◆ **Direction**: Identify every line in the records below that contains the word "name", and reproduce each one.

-------- Exercise data

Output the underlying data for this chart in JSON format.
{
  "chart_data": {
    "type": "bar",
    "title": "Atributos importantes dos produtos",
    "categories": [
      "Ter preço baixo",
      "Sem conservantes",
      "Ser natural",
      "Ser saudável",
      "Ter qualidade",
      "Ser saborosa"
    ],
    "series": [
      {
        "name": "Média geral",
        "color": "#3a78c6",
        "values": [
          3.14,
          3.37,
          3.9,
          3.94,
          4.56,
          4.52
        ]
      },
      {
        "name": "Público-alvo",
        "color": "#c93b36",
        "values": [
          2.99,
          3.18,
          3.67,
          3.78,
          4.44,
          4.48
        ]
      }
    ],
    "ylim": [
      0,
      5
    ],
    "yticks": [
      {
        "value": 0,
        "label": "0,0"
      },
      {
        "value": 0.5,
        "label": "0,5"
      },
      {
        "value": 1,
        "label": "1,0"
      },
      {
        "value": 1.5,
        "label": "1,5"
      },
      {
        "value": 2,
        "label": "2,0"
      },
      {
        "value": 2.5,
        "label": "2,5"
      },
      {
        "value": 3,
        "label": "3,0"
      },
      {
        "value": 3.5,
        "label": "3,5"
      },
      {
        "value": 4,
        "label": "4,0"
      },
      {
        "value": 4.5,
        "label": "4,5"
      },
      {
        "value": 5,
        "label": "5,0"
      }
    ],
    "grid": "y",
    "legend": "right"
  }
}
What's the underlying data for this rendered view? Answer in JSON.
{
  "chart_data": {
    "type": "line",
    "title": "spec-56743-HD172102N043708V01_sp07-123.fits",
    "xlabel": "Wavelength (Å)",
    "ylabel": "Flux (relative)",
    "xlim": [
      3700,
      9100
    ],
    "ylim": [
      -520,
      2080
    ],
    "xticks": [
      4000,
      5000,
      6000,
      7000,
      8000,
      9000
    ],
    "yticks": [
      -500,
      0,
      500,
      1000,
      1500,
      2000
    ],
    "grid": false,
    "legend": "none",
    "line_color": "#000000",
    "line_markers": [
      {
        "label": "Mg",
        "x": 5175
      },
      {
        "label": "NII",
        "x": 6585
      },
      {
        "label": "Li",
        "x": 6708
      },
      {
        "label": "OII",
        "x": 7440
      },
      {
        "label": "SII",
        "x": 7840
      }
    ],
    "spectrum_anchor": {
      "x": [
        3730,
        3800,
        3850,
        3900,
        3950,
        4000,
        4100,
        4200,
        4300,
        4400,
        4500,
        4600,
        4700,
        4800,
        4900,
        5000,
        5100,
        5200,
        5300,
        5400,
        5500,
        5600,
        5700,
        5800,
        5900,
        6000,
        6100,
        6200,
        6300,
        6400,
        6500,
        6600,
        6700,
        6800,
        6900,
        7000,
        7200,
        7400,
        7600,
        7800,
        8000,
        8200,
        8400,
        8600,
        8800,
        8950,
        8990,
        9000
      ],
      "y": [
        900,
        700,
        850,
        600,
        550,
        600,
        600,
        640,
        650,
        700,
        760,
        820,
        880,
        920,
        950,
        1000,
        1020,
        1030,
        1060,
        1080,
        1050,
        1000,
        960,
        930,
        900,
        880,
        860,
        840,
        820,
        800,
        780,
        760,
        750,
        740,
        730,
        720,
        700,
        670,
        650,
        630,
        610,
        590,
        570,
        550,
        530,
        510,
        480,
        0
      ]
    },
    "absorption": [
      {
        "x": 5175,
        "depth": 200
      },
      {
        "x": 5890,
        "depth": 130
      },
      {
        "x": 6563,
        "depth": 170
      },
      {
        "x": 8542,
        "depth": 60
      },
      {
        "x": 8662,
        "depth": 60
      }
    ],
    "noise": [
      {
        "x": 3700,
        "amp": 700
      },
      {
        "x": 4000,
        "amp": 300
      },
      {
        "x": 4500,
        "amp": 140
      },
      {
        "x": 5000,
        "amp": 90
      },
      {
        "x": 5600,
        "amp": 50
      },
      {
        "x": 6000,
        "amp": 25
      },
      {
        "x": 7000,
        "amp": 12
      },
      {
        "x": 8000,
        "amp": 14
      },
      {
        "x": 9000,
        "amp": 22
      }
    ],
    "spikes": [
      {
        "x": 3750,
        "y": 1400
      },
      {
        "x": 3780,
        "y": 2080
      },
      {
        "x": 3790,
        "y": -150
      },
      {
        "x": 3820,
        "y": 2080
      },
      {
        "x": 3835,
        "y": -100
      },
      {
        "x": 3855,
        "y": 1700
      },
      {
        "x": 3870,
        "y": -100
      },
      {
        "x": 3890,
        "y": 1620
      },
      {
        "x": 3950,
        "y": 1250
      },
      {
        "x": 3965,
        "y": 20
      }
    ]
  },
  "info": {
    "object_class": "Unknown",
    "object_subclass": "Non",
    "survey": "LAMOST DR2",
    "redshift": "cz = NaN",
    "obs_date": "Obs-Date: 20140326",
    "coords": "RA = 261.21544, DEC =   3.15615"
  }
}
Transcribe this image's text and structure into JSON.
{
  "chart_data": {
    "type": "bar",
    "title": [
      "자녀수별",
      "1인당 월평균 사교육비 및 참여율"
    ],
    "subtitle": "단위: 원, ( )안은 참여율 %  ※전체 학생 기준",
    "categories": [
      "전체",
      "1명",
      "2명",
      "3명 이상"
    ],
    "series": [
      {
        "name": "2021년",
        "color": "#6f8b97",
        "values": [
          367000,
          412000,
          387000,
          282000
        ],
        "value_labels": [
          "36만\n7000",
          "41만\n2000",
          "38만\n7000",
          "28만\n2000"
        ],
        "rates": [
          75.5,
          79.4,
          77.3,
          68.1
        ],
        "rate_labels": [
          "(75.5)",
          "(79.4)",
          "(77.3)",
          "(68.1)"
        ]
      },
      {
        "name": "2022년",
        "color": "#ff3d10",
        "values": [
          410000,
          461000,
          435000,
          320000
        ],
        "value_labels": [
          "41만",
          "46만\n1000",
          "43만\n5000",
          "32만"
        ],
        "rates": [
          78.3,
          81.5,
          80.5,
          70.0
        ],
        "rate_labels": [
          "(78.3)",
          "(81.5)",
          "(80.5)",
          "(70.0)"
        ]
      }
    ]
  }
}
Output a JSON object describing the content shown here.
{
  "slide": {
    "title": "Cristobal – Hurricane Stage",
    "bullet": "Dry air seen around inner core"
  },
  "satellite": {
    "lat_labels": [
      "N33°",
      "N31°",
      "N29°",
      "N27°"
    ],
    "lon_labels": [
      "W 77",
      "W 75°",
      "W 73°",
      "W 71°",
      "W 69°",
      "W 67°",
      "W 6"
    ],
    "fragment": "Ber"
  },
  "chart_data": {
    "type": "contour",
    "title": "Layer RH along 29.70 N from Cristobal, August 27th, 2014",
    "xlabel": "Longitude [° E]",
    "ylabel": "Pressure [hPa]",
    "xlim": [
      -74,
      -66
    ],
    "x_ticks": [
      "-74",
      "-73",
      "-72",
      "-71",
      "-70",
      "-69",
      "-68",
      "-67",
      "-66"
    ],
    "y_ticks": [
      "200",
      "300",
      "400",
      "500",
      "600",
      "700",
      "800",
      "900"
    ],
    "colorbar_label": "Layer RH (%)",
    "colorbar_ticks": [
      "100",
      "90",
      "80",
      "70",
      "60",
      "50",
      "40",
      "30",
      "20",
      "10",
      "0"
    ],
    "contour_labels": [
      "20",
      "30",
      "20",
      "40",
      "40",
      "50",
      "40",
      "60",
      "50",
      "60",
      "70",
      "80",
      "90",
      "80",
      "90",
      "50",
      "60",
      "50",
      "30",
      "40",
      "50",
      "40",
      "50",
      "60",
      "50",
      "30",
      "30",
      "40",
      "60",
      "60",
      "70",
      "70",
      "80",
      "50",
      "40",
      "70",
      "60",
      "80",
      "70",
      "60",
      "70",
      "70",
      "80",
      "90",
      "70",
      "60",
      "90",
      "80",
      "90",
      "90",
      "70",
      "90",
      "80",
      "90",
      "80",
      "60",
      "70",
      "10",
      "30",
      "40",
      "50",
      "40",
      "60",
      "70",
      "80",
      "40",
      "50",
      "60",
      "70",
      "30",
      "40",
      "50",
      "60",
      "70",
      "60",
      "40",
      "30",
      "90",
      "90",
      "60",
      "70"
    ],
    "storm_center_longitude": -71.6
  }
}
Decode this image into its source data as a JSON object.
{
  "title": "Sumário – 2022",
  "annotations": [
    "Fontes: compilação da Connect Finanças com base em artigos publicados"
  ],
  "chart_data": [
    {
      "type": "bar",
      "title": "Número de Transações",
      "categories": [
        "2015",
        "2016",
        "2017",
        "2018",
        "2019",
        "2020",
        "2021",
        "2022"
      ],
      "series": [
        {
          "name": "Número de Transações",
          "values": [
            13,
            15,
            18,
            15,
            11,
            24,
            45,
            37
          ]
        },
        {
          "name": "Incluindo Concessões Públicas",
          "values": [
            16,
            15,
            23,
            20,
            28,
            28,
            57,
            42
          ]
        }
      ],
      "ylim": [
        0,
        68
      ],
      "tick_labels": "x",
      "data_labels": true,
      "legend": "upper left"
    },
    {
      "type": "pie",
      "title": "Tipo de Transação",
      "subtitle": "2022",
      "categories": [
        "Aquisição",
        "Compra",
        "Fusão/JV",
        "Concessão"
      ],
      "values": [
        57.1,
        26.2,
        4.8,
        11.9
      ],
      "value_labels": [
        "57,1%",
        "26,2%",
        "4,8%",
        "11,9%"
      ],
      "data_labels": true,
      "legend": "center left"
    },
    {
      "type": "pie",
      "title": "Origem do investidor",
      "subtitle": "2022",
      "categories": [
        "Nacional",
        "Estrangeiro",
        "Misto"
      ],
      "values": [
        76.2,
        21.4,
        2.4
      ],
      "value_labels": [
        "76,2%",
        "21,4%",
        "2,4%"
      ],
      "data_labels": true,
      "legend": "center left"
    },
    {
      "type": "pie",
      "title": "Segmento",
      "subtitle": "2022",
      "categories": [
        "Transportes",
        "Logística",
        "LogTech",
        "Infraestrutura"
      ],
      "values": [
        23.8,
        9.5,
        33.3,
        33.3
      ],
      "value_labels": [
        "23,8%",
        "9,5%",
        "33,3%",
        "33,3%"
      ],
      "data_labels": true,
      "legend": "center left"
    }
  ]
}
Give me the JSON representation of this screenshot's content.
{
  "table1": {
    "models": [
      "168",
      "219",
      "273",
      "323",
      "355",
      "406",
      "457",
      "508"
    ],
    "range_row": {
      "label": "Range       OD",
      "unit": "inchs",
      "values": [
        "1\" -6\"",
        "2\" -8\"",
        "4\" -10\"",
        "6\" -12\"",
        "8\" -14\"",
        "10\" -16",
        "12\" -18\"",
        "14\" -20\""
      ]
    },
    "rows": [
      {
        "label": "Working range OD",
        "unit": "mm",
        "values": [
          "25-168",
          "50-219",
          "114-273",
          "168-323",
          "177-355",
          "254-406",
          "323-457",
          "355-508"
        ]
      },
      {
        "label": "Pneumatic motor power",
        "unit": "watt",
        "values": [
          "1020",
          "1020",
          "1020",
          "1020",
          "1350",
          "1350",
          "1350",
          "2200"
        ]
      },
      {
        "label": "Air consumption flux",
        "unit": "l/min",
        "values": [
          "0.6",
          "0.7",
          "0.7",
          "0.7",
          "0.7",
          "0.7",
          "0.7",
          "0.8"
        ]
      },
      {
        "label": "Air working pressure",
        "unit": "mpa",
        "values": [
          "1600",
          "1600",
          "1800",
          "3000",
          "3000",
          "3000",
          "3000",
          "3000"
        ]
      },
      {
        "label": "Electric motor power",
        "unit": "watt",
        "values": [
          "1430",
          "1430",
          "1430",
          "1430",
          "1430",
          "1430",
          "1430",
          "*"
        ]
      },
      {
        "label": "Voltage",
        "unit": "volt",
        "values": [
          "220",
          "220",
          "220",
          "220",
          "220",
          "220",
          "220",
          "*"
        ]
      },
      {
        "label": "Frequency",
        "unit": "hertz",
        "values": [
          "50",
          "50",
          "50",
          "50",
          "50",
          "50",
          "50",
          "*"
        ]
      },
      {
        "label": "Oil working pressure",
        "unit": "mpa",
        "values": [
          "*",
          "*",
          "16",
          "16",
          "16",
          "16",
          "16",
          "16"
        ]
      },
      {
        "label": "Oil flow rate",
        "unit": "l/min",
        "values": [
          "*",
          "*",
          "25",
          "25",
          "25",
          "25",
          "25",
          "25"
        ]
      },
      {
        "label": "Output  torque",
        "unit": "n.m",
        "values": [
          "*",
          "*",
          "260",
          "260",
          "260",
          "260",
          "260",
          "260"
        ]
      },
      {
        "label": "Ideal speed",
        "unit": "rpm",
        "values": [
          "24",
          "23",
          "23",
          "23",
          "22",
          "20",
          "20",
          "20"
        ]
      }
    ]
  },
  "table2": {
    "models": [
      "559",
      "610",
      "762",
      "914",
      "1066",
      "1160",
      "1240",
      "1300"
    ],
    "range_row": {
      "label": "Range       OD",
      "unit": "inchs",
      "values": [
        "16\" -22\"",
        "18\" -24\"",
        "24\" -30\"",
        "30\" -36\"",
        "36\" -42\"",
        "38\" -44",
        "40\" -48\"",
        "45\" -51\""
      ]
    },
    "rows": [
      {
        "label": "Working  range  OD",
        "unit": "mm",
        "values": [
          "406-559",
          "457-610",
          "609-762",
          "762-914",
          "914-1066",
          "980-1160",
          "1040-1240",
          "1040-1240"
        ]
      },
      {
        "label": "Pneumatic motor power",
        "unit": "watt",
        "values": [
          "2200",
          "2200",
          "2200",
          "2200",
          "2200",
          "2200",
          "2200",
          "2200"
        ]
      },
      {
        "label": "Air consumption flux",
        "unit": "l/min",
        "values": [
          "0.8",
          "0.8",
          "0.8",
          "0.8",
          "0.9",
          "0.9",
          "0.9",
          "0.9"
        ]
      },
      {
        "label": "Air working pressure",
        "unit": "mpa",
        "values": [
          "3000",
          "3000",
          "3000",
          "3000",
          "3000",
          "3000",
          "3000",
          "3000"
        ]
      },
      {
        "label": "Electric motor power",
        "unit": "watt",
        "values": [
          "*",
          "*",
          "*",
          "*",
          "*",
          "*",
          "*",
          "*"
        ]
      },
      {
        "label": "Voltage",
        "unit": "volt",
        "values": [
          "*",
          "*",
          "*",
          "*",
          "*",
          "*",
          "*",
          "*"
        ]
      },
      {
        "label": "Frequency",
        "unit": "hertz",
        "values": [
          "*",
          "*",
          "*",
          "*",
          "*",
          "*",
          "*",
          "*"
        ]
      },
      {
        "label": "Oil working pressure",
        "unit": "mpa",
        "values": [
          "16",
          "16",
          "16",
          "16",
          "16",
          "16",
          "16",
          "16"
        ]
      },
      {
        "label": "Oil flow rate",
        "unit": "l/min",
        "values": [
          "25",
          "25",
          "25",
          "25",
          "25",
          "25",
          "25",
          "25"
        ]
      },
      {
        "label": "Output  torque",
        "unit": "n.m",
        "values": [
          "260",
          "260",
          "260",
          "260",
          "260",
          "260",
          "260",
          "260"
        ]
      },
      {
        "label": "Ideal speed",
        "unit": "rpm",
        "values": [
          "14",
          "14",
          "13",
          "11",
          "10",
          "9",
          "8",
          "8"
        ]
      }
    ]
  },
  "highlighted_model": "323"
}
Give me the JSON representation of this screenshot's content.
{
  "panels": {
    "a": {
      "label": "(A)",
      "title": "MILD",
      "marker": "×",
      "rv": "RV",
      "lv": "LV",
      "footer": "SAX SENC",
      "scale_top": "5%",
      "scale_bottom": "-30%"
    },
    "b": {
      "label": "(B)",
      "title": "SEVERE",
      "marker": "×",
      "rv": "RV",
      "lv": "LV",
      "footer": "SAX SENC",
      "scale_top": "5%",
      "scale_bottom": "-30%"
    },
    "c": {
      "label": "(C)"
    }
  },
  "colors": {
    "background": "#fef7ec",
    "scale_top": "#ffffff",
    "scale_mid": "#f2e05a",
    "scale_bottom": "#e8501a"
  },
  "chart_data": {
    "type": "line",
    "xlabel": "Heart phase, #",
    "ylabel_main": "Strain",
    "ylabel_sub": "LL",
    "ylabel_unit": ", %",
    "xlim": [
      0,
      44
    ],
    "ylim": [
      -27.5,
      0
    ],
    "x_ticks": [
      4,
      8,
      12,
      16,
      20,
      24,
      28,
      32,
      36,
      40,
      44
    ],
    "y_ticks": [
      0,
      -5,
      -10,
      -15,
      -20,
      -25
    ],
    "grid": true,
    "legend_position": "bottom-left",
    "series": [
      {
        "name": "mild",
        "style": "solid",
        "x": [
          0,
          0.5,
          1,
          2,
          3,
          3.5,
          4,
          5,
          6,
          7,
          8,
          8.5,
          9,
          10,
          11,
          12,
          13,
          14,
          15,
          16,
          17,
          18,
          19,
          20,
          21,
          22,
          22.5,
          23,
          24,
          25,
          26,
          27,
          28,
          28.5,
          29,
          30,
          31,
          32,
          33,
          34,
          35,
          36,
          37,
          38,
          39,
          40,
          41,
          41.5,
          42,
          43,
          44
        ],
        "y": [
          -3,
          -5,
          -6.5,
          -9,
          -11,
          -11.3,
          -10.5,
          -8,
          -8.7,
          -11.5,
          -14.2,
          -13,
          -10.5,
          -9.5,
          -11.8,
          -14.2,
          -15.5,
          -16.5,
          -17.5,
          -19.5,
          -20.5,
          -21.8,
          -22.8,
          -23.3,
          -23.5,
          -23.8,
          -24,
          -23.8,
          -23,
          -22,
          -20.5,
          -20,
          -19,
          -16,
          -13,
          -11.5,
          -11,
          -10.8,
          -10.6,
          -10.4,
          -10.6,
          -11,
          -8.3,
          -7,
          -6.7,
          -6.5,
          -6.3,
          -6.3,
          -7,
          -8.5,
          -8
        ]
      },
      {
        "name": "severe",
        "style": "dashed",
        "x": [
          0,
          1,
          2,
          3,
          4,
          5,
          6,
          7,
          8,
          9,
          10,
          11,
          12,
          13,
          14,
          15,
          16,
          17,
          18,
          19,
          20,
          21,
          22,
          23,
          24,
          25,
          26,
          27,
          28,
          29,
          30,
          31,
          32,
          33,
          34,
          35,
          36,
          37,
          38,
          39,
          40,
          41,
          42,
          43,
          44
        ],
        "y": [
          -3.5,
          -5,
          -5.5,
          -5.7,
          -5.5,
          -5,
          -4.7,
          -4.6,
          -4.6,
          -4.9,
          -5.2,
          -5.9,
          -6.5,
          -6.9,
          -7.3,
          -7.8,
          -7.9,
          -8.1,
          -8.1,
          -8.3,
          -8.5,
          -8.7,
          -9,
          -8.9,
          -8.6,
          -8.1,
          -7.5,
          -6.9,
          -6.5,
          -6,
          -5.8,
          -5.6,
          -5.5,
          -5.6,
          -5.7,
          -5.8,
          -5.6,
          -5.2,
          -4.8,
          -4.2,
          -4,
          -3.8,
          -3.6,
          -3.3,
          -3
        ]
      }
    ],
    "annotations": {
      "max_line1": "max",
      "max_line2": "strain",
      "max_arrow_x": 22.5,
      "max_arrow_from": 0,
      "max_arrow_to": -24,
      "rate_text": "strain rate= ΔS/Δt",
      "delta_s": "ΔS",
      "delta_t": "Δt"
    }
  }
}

----------------

◆ **Reply**:
        "name": "Média geral",
        "name": "Público-alvo",
        "name": "2021년",
        "name": "2022년",
          "name": "Número de Transações",
          "name": "Incluindo Concessões Públicas",
        "name": "mild",
        "name": "severe",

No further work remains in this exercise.